YOUR INSTRUCTIONS – Return, word for word, only the lines from the one containing "What's the underlying" through the last line of the entries.

■ ■ ■ ■ ■ ■ ■

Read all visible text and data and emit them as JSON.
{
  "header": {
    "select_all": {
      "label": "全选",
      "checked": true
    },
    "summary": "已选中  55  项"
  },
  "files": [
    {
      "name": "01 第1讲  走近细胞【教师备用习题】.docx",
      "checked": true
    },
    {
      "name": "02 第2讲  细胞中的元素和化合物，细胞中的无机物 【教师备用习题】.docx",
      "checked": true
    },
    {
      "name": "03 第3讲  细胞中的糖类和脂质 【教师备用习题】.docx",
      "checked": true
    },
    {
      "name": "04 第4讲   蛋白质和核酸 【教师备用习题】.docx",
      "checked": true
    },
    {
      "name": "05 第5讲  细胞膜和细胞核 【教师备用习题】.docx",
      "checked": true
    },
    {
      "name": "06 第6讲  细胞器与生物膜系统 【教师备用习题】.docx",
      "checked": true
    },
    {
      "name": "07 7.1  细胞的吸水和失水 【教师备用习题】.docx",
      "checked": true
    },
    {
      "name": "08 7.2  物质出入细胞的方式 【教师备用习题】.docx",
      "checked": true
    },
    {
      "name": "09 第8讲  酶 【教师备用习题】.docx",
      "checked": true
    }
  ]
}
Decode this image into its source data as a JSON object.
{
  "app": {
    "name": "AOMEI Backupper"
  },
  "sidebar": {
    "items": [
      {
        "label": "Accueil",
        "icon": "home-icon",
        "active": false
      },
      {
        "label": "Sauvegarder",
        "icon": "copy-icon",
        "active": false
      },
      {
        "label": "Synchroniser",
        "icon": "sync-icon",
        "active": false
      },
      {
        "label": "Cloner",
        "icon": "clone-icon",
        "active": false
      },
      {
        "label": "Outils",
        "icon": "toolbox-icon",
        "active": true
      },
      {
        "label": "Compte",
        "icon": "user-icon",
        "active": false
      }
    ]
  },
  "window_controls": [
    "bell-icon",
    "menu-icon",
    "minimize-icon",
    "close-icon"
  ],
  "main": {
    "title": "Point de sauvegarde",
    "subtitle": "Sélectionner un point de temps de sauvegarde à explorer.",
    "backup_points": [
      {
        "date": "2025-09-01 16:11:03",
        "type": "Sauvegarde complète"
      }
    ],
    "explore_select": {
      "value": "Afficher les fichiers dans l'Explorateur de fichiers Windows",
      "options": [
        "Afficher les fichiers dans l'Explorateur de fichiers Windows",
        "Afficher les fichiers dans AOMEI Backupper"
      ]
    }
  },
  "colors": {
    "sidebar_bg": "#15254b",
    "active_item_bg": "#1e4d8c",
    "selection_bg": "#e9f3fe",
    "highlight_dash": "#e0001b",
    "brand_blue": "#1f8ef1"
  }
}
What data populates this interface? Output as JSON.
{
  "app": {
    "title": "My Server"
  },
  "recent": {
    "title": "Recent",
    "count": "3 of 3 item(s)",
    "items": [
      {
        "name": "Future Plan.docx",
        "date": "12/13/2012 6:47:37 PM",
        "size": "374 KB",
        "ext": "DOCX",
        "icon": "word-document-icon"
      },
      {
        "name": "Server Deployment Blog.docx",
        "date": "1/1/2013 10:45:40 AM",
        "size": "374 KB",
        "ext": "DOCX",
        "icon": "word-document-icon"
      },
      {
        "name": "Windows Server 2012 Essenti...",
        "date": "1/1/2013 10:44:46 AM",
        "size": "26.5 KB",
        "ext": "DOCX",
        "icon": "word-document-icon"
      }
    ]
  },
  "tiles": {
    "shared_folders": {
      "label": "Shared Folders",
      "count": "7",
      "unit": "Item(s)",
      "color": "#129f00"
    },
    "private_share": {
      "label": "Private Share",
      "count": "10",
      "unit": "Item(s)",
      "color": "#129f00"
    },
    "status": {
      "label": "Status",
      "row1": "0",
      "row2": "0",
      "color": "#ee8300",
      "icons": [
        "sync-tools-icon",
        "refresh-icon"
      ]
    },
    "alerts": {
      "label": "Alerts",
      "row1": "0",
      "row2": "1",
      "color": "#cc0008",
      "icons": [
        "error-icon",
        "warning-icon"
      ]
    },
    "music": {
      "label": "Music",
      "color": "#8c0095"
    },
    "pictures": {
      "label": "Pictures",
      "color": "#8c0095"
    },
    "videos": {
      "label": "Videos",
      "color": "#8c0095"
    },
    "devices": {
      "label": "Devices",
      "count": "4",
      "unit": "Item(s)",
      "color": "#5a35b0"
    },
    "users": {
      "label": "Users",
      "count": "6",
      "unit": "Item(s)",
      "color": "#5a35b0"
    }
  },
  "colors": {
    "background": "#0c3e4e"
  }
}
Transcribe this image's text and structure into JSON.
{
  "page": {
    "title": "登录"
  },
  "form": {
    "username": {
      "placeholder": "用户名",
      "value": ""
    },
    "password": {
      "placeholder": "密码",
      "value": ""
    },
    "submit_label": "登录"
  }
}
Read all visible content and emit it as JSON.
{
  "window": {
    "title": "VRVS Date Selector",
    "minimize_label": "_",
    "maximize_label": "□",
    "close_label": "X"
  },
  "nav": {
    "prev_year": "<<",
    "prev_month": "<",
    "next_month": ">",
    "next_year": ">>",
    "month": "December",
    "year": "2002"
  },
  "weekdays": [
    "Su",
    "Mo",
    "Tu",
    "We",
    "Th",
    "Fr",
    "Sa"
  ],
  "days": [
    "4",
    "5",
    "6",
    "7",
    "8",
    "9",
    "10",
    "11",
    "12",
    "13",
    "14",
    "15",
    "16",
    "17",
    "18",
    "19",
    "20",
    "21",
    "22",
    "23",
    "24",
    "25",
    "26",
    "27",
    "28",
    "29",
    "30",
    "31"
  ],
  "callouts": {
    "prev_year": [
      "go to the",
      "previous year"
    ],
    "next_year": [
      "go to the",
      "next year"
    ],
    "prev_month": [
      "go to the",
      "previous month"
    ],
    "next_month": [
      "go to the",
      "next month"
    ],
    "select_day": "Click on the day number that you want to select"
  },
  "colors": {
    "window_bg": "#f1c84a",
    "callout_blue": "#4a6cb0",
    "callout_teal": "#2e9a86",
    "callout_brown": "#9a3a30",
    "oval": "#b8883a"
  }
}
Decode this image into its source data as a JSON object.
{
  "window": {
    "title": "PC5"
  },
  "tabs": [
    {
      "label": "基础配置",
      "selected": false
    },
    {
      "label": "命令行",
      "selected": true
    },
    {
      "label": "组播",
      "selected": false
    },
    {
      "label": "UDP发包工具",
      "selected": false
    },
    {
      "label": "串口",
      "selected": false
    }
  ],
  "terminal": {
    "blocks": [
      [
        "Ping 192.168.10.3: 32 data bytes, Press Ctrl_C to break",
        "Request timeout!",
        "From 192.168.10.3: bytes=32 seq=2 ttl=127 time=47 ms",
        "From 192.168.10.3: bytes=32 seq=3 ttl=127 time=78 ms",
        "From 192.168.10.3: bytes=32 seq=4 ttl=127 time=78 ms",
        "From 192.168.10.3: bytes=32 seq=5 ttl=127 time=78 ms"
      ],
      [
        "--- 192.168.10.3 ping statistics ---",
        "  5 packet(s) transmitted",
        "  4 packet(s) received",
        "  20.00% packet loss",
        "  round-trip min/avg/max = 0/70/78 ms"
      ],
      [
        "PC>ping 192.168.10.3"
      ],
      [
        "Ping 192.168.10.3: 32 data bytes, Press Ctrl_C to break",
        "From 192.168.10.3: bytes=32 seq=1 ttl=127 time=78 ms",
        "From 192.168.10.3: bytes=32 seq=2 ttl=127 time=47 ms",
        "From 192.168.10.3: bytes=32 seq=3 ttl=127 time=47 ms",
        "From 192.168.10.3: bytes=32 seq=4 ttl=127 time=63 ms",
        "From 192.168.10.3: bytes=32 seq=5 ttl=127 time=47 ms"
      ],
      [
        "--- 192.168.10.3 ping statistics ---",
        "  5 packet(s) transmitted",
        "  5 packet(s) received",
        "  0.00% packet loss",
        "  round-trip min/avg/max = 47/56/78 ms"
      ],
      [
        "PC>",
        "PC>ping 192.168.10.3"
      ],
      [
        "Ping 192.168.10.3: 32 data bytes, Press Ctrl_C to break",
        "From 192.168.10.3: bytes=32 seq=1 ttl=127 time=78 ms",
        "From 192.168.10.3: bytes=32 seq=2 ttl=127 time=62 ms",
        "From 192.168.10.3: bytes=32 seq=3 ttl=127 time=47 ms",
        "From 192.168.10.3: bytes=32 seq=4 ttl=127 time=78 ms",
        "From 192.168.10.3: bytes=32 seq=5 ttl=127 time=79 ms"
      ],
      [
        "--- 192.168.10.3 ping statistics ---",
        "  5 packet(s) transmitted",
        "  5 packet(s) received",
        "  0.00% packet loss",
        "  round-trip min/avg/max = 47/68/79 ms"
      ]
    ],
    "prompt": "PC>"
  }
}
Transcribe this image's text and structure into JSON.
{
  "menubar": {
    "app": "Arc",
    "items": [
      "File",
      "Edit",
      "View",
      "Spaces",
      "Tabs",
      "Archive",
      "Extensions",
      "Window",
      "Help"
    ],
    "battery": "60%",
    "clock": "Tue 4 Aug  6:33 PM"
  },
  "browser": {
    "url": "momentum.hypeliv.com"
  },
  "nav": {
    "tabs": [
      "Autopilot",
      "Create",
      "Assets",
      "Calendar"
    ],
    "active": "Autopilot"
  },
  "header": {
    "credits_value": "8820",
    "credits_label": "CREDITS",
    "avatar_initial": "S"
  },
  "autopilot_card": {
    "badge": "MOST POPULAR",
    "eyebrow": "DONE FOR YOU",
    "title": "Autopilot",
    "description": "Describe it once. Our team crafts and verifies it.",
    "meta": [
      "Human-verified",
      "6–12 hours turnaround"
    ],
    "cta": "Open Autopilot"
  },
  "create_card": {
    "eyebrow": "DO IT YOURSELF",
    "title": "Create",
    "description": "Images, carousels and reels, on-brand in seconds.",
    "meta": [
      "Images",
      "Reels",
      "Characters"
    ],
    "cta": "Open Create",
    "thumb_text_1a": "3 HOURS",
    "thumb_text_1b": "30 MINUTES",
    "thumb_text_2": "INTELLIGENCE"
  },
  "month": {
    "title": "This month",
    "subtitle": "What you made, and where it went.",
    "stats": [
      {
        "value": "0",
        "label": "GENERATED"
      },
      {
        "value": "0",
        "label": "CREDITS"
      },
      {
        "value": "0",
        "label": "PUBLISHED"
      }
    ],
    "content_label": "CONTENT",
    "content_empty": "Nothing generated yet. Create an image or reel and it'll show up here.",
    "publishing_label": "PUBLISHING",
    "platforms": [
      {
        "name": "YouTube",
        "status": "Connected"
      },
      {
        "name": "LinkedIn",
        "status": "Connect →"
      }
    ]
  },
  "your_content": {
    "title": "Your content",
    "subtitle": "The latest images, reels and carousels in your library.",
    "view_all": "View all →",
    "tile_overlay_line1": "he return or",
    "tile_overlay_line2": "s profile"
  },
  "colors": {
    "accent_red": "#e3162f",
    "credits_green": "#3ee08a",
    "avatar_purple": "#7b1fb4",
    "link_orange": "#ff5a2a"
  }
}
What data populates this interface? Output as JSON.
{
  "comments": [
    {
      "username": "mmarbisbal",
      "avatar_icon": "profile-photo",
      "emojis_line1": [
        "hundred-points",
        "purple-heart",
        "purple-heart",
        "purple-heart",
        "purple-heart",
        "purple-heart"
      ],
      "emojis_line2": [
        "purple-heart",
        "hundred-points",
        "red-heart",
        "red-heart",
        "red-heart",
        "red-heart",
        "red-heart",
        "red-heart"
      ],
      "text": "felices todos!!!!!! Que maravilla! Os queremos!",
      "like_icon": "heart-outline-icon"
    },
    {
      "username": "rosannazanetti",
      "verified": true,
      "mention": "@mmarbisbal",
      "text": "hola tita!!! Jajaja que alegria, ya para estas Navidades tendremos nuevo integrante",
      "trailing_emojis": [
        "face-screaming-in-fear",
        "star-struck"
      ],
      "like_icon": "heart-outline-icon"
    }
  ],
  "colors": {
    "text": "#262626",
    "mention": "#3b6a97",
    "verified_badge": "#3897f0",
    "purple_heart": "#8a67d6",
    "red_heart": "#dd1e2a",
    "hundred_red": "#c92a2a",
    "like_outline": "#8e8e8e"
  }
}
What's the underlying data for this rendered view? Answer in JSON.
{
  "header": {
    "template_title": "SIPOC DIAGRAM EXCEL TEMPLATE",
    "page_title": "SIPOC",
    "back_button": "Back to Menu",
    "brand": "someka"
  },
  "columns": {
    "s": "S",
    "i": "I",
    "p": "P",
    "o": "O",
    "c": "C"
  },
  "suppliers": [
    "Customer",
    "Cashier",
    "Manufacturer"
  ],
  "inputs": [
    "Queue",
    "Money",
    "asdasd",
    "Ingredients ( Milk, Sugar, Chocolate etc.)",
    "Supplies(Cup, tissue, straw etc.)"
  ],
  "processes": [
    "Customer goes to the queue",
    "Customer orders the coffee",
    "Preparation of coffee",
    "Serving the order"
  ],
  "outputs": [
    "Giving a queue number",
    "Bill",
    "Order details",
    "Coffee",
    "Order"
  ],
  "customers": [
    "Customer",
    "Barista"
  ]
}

■ ■ ■ ■ ■ ■ ■

SOLUTION TO THE PROBLEM –
What's the underlying data for this rendered view? Answer in JSON.
{
  "header": {
    "template_title": "SIPOC DIAGRAM EXCEL TEMPLATE",
    "page_title": "SIPOC",
    "back_button": "Back to Menu",
    "brand": "someka"
  },
  "columns": {
    "s": "S",
    "i": "I",
    "p": "P",
    "o": "O",
    "c": "C"
  },
  "suppliers": [
    "Customer",
    "Cashier",
    "Manufacturer"
  ],
  "inputs": [
    "Queue",
    "Money",
    "asdasd",
    "Ingredients ( Milk, Sugar, Chocolate etc.)",
    "Supplies(Cup, tissue, straw etc.)"
  ],
  "processes": [
    "Customer goes to the queue",
    "Customer orders the coffee",
    "Preparation of coffee",
    "Serving the order"
  ],
  "outputs": [
    "Giving a queue number",
    "Bill",
    "Order details",
    "Coffee",
    "Order"
  ],
  "customers": [
    "Customer",
    "Barista"
  ]
}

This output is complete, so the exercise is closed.